# Import the required libraries

In [1]:
import requests
from bs4 import BeautifulSoup as bs
import json
import re
import pymongo
from pymongo import MongoClient

# Setup the required inputs

In [2]:
# Website url to parse data from
website_url = 'https://en.wikipedia.org/wiki/Category:The_Lord_of_the_Rings'
# Json Data template as python dictionary
json_data = {
    'name': "",
    'subCategories': [],
    'pages': [],
    'files': []
}
# CSS Selector queries for beautifulsoup
queries = {"subCategories": "div.CategoryTreeItem a", "pages": "div#mw-pages ul a", "files": "div#mw-category-media ul a"}
port = 27017

# Define the beautifulsoup setup function

In [3]:
# Get the html from the url and return the beautifulsoup object to use in parsing
def setupSoup(website_url):
    try:
        html_doc = requests.get(website_url).text
        soup = bs(html_doc, 'html.parser')
        return soup
    # A very generic exception handling, something more sophisticated could be written to better guide the user.
    except requests.exceptions.RequestException as e:
        print(e)

Records supplied ▸

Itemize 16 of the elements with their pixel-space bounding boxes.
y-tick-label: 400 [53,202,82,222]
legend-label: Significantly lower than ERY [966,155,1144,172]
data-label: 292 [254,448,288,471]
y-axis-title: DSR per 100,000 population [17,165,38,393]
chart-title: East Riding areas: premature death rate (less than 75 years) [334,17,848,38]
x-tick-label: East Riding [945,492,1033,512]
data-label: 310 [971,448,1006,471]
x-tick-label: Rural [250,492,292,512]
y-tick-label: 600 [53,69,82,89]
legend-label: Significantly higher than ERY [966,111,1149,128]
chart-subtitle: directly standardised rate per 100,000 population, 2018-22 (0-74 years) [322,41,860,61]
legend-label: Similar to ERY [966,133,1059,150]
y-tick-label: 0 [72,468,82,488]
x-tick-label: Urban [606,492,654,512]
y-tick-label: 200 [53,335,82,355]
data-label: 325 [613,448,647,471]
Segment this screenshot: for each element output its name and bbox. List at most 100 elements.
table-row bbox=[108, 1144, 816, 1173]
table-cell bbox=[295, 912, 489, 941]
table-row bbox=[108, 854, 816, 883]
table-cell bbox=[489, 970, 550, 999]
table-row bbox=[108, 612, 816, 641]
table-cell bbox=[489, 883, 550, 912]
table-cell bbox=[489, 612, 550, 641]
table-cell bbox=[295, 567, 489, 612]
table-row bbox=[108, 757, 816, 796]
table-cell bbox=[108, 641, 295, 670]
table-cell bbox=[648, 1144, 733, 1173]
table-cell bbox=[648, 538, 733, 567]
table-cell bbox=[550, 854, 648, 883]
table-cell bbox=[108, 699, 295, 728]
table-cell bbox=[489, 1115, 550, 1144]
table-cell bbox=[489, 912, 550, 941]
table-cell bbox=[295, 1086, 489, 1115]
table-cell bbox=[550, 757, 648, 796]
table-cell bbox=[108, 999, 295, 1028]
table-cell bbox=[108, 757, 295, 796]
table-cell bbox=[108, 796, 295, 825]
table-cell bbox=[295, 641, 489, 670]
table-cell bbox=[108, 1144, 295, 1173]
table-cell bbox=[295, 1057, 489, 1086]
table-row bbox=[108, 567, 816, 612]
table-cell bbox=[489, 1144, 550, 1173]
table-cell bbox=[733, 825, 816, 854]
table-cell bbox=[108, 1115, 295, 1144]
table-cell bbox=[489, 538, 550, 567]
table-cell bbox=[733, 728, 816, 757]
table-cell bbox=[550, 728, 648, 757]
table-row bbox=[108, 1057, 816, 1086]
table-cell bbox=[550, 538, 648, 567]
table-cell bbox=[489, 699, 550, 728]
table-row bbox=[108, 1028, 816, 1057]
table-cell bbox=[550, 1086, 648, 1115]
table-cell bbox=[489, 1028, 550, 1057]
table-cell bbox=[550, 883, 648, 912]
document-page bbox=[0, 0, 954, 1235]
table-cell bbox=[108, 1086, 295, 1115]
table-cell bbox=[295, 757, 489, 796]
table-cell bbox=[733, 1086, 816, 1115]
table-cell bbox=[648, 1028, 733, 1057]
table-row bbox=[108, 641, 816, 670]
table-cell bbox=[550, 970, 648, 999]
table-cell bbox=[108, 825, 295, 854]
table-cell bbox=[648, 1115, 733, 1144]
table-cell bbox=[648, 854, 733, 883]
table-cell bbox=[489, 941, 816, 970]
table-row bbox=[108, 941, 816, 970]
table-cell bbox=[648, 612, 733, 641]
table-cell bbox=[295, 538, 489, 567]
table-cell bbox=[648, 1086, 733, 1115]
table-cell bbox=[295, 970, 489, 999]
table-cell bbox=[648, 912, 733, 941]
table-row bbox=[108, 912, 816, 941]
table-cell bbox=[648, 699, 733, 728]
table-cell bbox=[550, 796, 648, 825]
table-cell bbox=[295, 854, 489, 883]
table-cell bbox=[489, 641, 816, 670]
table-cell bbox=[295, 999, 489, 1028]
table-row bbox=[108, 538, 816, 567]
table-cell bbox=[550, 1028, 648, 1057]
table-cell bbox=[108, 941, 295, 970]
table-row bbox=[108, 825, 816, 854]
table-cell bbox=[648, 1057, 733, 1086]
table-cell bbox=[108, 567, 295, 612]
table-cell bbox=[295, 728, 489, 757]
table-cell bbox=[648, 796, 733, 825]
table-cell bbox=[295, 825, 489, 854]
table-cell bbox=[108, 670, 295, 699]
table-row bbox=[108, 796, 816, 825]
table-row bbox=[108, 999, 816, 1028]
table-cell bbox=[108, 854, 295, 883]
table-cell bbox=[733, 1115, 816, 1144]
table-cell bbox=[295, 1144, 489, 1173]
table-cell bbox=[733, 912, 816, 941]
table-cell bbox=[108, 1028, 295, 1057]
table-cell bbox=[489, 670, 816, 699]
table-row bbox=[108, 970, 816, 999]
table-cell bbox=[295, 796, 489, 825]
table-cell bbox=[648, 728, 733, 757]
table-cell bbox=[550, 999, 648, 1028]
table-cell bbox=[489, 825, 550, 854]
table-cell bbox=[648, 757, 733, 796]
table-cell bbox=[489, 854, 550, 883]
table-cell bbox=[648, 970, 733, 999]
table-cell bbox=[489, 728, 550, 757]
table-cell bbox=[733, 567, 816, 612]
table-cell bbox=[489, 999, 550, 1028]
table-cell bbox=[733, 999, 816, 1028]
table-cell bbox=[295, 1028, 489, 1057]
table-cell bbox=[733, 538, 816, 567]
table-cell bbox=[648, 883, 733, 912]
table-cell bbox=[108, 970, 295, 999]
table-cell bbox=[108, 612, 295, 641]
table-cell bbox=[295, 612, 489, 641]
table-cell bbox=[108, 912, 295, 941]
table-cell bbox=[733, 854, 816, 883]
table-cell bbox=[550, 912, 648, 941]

Given problem 1 ▸
In the Wikipedia scraping notebook, restate the code block that starts with "# Website url to parse data from" as a short list of what it sets up.
Given problem 2 ▸
Carry on the Wikipedia scraping notebook from the point where it stops.
The data is unrelated to the Wikipedia scraping notebook.

Exercise output 1 ▸
- The page to scrape: https://en.wikipedia.org/wiki/Category:The_Lord_of_the_Rings
- A JSON template, written as a Python dictionary, with an empty "name" string and empty lists for "subCategories", "pages" and "files"
- CSS selector queries for BeautifulSoup: "div.CategoryTreeItem a" for subcategories, "div#mw-pages ul a" for pages, and "div#mw-category-media ul a" for files
- A port number, 27017

Exercise output 2 ▸
# Define the JSON Builder function

In [4]:
# Build and return the parsed JSON data
def buildJson(queries,soup,json_data,website_url):
    # Set the category name if the URL is a valid wikipedia category URL
    if(re.search("https://en.wikipedia.org/wiki/Category:", website_url)):
        json_data["name"] = website_url.split("Category:")[1]
    # Parse the data for each query
    for query in queries:
        for item in soup.select(queries[query]):
            url = "https://en.wikipedia.org" + item.get("href")
            content = item.text
            data = {'name': content, 'url': url}
            json_data[query].append(data)
    return json_data

# Define the database setup function

In [5]:
def setupDB(port,json_data):
    client = MongoClient('localhost', port)
    db = client.categories_db
    collection = db.parsed_categories
    # Empty the collection before inserting data. This is for testing purposes
    collection.delete_many({})
    collection.insert_one(json_data)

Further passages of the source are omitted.